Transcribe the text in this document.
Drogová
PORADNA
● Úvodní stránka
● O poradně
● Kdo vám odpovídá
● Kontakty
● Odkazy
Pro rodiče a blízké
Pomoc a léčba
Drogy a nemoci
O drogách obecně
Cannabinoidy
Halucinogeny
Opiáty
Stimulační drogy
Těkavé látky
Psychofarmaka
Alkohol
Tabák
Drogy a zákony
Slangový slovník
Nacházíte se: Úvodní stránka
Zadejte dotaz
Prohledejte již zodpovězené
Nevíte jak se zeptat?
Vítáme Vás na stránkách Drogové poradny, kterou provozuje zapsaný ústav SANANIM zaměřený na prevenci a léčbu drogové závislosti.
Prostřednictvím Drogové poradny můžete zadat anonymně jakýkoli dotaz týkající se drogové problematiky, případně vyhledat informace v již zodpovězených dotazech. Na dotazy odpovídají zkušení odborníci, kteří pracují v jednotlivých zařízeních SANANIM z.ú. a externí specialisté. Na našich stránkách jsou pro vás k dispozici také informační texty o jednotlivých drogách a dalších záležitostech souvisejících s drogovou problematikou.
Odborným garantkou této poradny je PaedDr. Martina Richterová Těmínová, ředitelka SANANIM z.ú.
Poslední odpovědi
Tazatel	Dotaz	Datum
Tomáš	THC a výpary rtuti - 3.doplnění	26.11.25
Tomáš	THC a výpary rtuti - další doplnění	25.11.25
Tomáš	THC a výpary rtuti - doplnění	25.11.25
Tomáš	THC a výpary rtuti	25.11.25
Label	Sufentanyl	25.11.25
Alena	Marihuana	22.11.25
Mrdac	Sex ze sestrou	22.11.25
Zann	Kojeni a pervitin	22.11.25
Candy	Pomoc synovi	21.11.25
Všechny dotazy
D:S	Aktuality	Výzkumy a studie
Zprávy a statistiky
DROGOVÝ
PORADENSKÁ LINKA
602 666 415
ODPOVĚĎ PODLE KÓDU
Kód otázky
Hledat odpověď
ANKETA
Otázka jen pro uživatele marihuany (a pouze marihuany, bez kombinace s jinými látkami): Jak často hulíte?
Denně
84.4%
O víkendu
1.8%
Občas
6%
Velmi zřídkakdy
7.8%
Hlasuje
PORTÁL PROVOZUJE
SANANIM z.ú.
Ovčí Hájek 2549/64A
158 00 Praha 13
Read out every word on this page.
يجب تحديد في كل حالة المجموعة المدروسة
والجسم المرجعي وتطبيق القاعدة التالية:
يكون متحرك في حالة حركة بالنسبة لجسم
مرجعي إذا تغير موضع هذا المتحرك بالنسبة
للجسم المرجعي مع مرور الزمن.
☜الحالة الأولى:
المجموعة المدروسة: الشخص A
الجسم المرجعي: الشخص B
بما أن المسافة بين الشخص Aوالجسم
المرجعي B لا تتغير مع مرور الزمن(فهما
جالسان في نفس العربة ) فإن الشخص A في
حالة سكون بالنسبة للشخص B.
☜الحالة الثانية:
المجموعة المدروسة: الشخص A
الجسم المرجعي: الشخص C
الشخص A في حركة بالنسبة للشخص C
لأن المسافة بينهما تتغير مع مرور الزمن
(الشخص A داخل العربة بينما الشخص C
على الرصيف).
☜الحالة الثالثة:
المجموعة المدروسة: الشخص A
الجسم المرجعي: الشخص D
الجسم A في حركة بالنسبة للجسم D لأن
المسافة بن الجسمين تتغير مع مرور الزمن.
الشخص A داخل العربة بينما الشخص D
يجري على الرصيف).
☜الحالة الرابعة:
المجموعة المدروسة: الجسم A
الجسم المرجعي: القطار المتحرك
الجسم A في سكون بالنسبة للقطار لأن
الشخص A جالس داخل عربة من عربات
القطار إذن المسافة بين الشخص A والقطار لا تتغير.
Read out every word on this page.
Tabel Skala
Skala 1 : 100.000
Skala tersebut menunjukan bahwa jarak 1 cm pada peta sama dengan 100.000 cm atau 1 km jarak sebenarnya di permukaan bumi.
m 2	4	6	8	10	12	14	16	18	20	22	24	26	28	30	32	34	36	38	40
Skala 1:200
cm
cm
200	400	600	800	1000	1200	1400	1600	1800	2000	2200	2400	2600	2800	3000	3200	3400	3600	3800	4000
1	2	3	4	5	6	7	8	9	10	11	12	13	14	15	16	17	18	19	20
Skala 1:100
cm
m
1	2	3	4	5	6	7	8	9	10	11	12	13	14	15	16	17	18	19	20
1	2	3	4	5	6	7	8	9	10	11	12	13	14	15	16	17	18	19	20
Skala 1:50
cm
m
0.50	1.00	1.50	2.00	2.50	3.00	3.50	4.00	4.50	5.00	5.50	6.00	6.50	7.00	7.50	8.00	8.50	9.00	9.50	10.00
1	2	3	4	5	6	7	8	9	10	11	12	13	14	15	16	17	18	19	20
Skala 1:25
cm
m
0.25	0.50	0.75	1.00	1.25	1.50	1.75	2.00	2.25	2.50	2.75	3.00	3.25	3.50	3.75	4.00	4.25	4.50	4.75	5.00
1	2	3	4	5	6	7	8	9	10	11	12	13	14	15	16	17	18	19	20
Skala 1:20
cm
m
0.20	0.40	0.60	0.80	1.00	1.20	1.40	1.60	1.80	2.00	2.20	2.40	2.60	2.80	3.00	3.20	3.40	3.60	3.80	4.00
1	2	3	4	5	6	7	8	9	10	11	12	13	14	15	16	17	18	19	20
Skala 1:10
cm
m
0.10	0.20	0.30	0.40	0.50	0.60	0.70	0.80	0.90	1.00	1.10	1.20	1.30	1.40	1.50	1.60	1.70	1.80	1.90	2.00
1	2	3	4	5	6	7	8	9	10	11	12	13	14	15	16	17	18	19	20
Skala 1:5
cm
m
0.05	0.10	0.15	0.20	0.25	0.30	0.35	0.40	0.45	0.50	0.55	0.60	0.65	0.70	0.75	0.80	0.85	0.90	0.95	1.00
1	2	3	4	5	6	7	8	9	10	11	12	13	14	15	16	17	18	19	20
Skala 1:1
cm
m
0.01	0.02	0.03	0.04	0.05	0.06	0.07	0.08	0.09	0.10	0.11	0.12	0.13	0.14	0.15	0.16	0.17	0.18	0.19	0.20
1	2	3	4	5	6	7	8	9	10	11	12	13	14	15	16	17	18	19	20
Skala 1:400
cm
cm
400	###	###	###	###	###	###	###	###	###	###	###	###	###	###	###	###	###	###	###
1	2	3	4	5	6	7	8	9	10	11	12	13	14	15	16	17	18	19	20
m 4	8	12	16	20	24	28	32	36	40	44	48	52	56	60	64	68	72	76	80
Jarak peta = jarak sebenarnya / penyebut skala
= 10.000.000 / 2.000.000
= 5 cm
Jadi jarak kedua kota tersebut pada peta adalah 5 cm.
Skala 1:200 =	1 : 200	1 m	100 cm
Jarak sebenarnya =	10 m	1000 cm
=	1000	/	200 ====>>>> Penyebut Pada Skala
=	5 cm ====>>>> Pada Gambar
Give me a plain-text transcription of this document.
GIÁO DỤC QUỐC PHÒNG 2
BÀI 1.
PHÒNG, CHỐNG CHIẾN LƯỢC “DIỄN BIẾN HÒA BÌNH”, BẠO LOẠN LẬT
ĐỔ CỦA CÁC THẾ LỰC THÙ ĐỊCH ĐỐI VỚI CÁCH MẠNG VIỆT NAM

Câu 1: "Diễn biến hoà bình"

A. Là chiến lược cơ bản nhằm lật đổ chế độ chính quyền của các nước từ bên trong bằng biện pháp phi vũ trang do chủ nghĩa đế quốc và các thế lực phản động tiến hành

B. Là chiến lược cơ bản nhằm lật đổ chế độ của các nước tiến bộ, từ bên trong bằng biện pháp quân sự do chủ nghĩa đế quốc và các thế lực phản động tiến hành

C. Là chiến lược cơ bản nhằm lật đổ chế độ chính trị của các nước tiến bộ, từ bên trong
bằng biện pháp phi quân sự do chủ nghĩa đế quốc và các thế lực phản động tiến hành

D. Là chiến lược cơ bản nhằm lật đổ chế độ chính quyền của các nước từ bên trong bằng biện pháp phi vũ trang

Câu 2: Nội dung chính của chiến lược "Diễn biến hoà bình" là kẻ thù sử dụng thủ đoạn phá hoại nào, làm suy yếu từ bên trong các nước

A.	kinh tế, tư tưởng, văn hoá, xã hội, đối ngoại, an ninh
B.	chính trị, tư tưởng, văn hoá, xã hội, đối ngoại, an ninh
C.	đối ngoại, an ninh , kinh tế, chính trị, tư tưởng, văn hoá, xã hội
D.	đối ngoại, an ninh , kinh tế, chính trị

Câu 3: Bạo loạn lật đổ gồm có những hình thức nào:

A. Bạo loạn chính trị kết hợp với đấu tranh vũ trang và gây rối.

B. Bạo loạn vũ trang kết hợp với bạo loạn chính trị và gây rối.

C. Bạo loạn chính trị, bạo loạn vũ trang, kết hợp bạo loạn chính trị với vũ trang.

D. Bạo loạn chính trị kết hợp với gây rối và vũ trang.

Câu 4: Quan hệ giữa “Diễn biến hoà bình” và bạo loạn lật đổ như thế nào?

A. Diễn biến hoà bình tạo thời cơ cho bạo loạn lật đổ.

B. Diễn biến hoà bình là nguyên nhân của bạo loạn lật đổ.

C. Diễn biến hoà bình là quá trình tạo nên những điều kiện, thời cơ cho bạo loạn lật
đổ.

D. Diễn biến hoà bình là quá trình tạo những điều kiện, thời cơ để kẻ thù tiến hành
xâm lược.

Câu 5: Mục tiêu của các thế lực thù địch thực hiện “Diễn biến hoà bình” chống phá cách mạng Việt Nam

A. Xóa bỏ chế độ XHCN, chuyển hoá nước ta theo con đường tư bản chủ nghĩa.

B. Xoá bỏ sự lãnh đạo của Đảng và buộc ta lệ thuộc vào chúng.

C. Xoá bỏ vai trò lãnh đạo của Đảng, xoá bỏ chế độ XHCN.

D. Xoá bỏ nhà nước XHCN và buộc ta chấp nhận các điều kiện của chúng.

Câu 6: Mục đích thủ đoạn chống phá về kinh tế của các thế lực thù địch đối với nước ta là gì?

### Problem to work on
Which lines contain the word "kinh"? Copy each of them.

### Result of this task
A.	kinh tế, tư tưởng, văn hoá, xã hội, đối ngoại, an ninh
C.	đối ngoại, an ninh , kinh tế, chính trị, tư tưởng, văn hoá, xã hội
D.	đối ngoại, an ninh , kinh tế, chính trị
Câu 6: Mục đích thủ đoạn chống phá về kinh tế của các thế lực thù địch đối với nước ta là gì?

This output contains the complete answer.